■ Problem details ■
Could you extend the West Coast Conference basketball article past its final sentence about the conference tournament?

■ Reading passage ■

=== Other National Awards ===
The following WCC players were named to national award watch lists and received awards as follows:

==== Wooden Award - Player of the Year ====

| Preseason Top 50 | Midseason Top 25 | Late Season Top 20 | Top 15 Ballot | Wooden 10 All Americans | 5 Finalists |
|---|---|---|---|---|---|
| Corey Kispert, Gonzaga | Corey Kispert, Gonzaga | Corey Kispert, Gonzaga | Corey Kispert, Gonzaga | Corey Kispert, Gonzaga | Corey Kispert, Gonzaga |
| Colbey Ross, Pepperdine | Jalen Suggs, Gonzaga | Jalen Suggs, Gonzaga | Jalen Suggs, Gonzaga | Jalen Suggs, Gonzaga |  |
| Drew Timme, Gonzaga | Drew Timme, Gonzaga | Drew Timme, Gonzaga | Drew Timme, Gonzaga | Drew Timme, Gonzaga |  |

==== Naismith Award - Player of the Year ====

| Preseason Top 50 | Midseason Top 30 | 10 Semifinalists | 4 Finalists |
|---|---|---|---|
| Corey Kispert, Gonzaga | Corey Kispert, Gonzaga | Corey Kispert, Gonzaga | Corey Kispert, Gonzaga |
| Colbey Ross, Pepperdine | Jalen Suggs, Gonzaga | Drew Timme, Gonzaga |  |
| Drew Timme, Gonzaga | Drew Timme, Gonzaga |  |  |
| Jalen Suggs, Gonzaga |  |  |  |
| Joel Ayayi, Gonzaga |  |  |  |

==== Bob Cousy Award - Point Guard ====

| Preseason Top 20 | Midseason Top 10 | 5 Finalists |
|---|---|---|
| Jalen Suggs, Gonzaga | Jalen Suggs, Gonzaga | Jalen Suggs, Gonzaga |
| Colbey Ross, Pepperdine |  |  |

==== Jerry West Award - Shooting Guard ====

| Preseason Top 20 | Midseason Top 10 | 5 Finalists |
|---|---|---|
| Joel Ayayi, Gonzaga | Joel Ayayi, Gonzaga | Joel Ayayi, Gonzaga |

==== Julius Erving Award - Small Forward ====

| Preseason Top 20 | Midseason Top 10 | 5 Finalists | Winner |
|---|---|---|---|
| Corey Kispert, Gonzaga | Corey Kispert, Gonzaga | Corey Kispert, Gonzaga | Corey Kispert, Gonzaga |

==== Karl Malone Award - Power Forward ====

| Preseason Top 20 | Midseason Top 10 | 5 Finalists | Winner |
|---|---|---|---|
| Drew Timme, Gonzaga | Drew Timme, Gonzaga | Drew Timme, Gonzaga | Drew Timme, Gonzaga |

==== Kareem Abdul-Jabbar Award - Center ====

| Preseason Top 20 |
|---|
| Matt Haarms, BYU |

== All-WCC Awards and Teams ==
On March 2, 2021, the West Coast Conference announced the following awards:

| Honor | Recipient | School |
| Player of the Year | Corey Kispert | Gonzaga |
| Coach of the Year | Mark Few | Gonzaga |
| Defensive Player of the Year | Matt Haarms | BYU |
| Newcomer of the Year | Jalen Suggs | Gonzaga |
| All-WCC First Team | Joël Ayayi | Gonzaga |
| Alex Barcello | BYU |
| Jamaree Bouyea | San Francisco |
| Kessler Edwards | Pepperdine |
| Corey Kispert | Gonzaga |
| Colbey Ross | Pepperdine |
| Eli Scott | LMU |
| Jalen Suggs | Gonzaga |
| Drew Timme | Gonzaga |
| Josip Vrankic | Santa Clara |
| All-WCC Second Team | Brandon Averette | BYU |
| Matt Haarms | BYU |
| Logan Johnson | Saint Mary's |
| Andrew Nembhard | Gonzaga |
| Khalil Shabazz | San Francisco |
| All-WCC Freshman Team | Jalin Anderson | LMU |
| Oumar Ballo | Gonzaga |
| Caleb Lohner | BYU |
| Mitchell Saxen | Saint Mary's |
| Jalen Suggs | Gonzaga |
| WCC Honorable Mention | Ahmed Ali | Portland |
| Jeremiah Bailey | Pacific |
| Joey Calcaterra | San Diego |
| Dameane Douglas | LMU |
| Daniss Jenkins | Pacific |
| Keli Leaupepe | LMU |
| Dzmitry Ryuny | San Francisco |
| Jalen Williams | Santa Clara |

== Postseason ==

=== West Coast Conference tournament ===
Gonzaga defeated BYU 88–78 in the Championship game to win the tournament on March 9. Mark Few was the winning coach and Jalen Suggs was named the MVP of the tournament.

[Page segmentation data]
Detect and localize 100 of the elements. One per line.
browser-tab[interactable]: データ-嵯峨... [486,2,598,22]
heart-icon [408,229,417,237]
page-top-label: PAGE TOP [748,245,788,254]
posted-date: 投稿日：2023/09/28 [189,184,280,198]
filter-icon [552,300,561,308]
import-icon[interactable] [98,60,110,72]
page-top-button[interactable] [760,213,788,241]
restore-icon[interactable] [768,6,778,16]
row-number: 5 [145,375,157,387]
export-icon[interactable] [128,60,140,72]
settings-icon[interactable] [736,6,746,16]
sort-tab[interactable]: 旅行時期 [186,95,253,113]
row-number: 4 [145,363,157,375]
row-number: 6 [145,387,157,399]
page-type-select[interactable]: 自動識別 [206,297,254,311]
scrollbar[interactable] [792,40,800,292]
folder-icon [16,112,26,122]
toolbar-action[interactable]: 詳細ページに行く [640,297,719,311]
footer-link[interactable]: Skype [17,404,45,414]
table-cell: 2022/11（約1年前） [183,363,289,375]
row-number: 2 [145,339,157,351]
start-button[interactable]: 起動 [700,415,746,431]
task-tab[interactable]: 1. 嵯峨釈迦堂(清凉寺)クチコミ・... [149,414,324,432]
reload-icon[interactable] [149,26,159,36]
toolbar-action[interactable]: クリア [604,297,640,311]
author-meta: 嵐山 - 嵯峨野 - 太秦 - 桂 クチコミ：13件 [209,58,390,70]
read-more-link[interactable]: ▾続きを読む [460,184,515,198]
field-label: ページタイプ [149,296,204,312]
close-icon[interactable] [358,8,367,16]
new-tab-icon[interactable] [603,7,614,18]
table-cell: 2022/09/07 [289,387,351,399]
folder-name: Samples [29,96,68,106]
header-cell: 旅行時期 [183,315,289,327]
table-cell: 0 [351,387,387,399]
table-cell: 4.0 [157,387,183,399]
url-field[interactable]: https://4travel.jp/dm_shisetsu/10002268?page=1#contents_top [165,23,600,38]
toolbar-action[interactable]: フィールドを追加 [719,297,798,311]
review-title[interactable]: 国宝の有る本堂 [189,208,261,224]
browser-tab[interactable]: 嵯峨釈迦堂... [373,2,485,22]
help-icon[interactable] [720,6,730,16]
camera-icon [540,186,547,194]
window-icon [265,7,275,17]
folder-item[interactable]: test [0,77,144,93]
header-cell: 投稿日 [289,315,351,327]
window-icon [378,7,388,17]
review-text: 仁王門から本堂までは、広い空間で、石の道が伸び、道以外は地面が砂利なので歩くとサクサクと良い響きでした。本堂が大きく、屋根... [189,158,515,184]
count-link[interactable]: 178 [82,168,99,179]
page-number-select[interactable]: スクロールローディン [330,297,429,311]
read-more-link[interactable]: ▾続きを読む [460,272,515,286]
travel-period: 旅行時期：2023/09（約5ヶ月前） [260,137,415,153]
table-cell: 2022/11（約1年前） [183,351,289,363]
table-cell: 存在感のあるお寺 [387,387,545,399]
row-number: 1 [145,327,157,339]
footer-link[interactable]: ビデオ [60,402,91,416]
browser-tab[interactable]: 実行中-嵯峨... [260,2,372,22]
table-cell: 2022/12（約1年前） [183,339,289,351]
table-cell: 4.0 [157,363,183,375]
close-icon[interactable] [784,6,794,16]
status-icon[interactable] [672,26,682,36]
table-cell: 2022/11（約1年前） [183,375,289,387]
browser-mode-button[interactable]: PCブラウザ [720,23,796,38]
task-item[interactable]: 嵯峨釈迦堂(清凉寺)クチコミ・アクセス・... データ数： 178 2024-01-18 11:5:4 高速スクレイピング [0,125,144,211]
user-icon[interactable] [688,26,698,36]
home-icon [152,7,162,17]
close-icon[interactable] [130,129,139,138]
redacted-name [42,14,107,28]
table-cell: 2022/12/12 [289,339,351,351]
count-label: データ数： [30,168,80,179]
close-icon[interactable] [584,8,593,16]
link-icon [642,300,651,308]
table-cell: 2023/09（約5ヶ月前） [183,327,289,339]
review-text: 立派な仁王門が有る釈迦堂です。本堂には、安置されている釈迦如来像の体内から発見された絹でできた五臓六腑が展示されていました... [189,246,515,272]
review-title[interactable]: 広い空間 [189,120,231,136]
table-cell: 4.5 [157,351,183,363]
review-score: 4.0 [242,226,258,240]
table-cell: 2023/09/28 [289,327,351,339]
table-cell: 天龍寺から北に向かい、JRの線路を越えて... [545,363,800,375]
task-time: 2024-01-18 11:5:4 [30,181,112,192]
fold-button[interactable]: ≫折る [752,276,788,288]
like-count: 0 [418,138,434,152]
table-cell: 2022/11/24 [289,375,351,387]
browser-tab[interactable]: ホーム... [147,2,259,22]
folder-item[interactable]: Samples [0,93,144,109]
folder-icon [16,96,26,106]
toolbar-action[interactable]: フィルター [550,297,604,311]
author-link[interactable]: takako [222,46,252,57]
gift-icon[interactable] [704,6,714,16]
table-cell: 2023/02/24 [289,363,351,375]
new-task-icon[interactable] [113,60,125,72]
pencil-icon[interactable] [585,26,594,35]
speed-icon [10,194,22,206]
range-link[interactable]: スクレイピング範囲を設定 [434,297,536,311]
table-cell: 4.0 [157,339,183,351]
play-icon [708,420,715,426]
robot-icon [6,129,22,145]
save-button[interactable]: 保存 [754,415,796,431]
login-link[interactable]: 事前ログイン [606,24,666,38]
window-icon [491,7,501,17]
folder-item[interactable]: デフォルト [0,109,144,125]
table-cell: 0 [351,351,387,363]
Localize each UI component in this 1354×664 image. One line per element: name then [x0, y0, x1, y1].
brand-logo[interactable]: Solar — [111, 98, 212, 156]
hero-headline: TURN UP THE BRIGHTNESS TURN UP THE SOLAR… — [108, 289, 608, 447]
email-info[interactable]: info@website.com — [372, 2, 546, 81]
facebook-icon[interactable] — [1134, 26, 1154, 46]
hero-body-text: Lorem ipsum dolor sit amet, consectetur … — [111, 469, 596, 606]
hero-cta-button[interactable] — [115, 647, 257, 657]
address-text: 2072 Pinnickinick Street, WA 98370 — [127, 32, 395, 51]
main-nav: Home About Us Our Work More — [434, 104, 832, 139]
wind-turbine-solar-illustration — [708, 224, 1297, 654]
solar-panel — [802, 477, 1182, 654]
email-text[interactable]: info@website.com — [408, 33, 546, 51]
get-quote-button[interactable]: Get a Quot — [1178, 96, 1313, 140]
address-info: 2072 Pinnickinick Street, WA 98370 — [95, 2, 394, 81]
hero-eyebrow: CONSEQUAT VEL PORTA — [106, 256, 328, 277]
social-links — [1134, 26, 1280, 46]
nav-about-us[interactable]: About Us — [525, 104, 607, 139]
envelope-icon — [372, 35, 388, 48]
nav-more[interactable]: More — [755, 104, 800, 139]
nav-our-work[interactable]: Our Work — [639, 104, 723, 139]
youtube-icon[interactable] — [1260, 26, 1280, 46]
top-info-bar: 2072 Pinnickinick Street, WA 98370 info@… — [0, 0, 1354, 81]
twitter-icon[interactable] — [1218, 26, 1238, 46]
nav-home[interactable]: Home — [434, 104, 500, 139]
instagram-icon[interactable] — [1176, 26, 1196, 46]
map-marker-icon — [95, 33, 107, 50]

■ The answer ■
=== NCAA tournament ===
BYU and Gonzaga participated in the 2021 NCAA Tournament. Gonzaga earned an automatic bid to the tournament by winning the WCC tournament and was awarded the number one overall seed. BYU was awarded an at-large selection as the 23rd overall seed and the 6-seed in the East Regional. BYU was defeated in the first round by UCLA 72–63 while Gonzaga advanced to the National Championship game eventually losing to the overall champions Baylor 86–70.

=== National Invitation Tournament (NIT) ===
Saint Mary's was selected as a 2-seed in a field of 16 teams to participate in the NIT Tournament. Saint Mary's was eliminated in the first round by 3-seed Western Kentucky 69–67.

=== College Basketball Invitational (CBI) tournament ===
Pepperdine was selected as part of the field of 8 teams to participate in the CBI Tournament. Pepperdine won the tournament by defeating Coastal Carolina 84–61 in the Championship game on March 24.